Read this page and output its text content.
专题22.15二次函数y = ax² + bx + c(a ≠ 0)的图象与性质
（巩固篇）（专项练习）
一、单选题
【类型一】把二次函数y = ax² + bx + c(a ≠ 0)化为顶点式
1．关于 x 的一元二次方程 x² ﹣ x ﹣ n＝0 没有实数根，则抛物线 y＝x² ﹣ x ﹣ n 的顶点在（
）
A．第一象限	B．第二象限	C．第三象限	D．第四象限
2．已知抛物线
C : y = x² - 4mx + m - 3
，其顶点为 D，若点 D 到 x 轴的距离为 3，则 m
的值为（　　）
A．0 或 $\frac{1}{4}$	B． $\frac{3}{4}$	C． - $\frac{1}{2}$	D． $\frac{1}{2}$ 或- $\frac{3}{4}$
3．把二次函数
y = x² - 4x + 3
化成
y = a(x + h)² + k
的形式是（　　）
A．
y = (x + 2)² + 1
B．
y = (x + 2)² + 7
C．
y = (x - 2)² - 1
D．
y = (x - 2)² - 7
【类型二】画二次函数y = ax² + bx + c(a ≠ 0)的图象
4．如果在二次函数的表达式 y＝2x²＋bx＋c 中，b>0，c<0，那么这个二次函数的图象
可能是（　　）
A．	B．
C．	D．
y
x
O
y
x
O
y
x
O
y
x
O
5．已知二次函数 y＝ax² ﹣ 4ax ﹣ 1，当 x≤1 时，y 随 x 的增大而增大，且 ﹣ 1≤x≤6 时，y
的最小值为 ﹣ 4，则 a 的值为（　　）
# # # #
To be done — In full and verbatim, repeat the records given above.

Response for this exercise —
Read this page and output its text content.
专题22.15二次函数y = ax² + bx + c(a ≠ 0)的图象与性质
（巩固篇）（专项练习）
一、单选题
【类型一】把二次函数y = ax² + bx + c(a ≠ 0)化为顶点式
1．关于 x 的一元二次方程 x² ﹣ x ﹣ n＝0 没有实数根，则抛物线 y＝x² ﹣ x ﹣ n 的顶点在（
）
A．第一象限	B．第二象限	C．第三象限	D．第四象限
2．已知抛物线
C : y = x² - 4mx + m - 3
，其顶点为 D，若点 D 到 x 轴的距离为 3，则 m
的值为（　　）
A．0 或 $\frac{1}{4}$	B． $\frac{3}{4}$	C． - $\frac{1}{2}$	D． $\frac{1}{2}$ 或- $\frac{3}{4}$
3．把二次函数
y = x² - 4x + 3
化成
y = a(x + h)² + k
的形式是（　　）
A．
y = (x + 2)² + 1
B．
y = (x + 2)² + 7
C．
y = (x - 2)² - 1
D．
y = (x - 2)² - 7
【类型二】画二次函数y = ax² + bx + c(a ≠ 0)的图象
4．如果在二次函数的表达式 y＝2x²＋bx＋c 中，b>0，c<0，那么这个二次函数的图象
可能是（　　）
A．	B．
C．	D．
y
x
O
y
x
O
y
x
O
y
x
O
5．已知二次函数 y＝ax² ﹣ 4ax ﹣ 1，当 x≤1 时，y 随 x 的增大而增大，且 ﹣ 1≤x≤6 时，y
的最小值为 ﹣ 4，则 a 的值为（　　）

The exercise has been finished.